-- BRIEF --
Gather every line from the entries below that includes "this".
**** DATA SHOWN ****
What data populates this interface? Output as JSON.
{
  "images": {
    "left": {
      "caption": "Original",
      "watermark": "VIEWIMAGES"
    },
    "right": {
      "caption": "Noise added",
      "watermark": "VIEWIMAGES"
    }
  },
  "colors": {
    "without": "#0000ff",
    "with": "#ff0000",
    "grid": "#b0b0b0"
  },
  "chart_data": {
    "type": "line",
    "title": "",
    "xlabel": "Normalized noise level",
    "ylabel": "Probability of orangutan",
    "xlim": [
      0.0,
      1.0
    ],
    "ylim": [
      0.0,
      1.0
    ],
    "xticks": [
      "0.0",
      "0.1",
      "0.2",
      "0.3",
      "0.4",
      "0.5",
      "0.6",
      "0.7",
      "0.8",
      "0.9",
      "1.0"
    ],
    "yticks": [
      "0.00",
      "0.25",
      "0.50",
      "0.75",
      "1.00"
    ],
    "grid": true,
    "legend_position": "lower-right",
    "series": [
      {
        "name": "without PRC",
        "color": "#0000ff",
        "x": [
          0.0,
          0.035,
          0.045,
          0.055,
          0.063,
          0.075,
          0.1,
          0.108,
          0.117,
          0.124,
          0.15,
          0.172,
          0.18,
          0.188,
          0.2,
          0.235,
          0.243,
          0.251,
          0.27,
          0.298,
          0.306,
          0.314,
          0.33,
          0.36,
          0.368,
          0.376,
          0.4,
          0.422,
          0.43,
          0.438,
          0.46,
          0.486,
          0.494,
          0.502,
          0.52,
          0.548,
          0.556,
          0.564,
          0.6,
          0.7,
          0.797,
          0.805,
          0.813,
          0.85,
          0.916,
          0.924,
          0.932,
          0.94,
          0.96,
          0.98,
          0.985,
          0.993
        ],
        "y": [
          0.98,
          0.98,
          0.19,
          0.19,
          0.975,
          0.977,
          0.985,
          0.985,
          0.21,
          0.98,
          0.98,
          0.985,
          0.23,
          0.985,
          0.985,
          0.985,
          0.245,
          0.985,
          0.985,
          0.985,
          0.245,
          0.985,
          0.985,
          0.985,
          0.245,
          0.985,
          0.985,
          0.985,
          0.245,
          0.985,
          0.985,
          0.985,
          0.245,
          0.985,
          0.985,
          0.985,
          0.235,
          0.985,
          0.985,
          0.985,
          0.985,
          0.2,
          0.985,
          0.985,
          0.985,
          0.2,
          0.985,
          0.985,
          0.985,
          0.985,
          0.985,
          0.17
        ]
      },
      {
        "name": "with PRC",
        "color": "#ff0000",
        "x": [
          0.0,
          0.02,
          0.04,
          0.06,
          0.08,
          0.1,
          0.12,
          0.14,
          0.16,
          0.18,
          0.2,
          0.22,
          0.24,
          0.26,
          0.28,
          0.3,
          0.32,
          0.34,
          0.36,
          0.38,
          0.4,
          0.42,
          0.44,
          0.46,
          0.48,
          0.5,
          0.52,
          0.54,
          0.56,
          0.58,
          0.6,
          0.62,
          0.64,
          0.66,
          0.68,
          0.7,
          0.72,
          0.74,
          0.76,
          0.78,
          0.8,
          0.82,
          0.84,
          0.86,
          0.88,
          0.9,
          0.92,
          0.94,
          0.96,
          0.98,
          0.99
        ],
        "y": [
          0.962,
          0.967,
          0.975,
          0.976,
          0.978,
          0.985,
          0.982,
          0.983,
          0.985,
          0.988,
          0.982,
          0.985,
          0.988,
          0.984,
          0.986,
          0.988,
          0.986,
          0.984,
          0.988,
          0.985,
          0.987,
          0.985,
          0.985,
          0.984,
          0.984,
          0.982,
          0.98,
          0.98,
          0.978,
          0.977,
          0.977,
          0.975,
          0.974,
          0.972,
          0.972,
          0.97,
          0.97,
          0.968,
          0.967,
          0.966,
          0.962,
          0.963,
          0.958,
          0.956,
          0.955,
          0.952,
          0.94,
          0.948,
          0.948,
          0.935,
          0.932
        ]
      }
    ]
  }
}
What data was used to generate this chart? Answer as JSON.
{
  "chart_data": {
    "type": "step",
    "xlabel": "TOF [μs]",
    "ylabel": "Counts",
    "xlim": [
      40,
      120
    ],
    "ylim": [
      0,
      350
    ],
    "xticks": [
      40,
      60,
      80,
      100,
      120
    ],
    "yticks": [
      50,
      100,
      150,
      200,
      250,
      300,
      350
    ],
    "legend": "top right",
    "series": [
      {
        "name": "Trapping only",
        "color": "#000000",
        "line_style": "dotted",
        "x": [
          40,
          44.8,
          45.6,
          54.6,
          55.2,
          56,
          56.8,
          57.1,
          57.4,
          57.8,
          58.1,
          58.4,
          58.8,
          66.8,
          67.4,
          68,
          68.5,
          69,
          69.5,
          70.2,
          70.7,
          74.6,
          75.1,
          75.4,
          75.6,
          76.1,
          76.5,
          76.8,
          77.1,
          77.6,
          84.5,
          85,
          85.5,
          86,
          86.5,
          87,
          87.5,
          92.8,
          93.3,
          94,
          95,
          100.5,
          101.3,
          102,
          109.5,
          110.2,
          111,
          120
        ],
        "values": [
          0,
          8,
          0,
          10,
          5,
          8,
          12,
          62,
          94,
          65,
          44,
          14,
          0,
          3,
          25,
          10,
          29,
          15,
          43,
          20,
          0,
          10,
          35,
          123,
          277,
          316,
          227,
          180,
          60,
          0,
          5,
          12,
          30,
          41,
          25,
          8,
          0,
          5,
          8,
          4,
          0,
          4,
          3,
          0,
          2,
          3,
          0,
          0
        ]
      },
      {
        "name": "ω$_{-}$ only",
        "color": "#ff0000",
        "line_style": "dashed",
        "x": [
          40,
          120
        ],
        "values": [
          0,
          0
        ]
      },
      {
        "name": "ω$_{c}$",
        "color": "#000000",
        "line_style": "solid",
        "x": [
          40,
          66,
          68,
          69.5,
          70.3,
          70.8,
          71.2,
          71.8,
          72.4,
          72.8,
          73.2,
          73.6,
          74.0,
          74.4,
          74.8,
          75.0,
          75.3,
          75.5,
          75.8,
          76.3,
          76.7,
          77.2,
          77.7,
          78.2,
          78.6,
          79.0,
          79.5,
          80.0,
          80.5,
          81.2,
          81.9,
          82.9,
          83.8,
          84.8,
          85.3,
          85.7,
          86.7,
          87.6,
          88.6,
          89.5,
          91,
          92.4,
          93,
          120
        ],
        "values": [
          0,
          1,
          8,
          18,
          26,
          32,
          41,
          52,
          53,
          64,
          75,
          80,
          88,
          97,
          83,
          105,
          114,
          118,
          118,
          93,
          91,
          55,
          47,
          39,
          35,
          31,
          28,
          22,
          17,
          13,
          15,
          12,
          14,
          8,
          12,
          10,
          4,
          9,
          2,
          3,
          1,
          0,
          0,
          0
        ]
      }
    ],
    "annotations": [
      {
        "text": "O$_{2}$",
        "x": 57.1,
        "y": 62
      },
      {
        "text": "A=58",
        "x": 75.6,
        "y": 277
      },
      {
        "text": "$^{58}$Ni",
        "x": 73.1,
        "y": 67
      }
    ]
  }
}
****
-- TASK SOLUTION --
What data populates this interface? Output as JSON.
What data was used to generate this chart? Answer as JSON.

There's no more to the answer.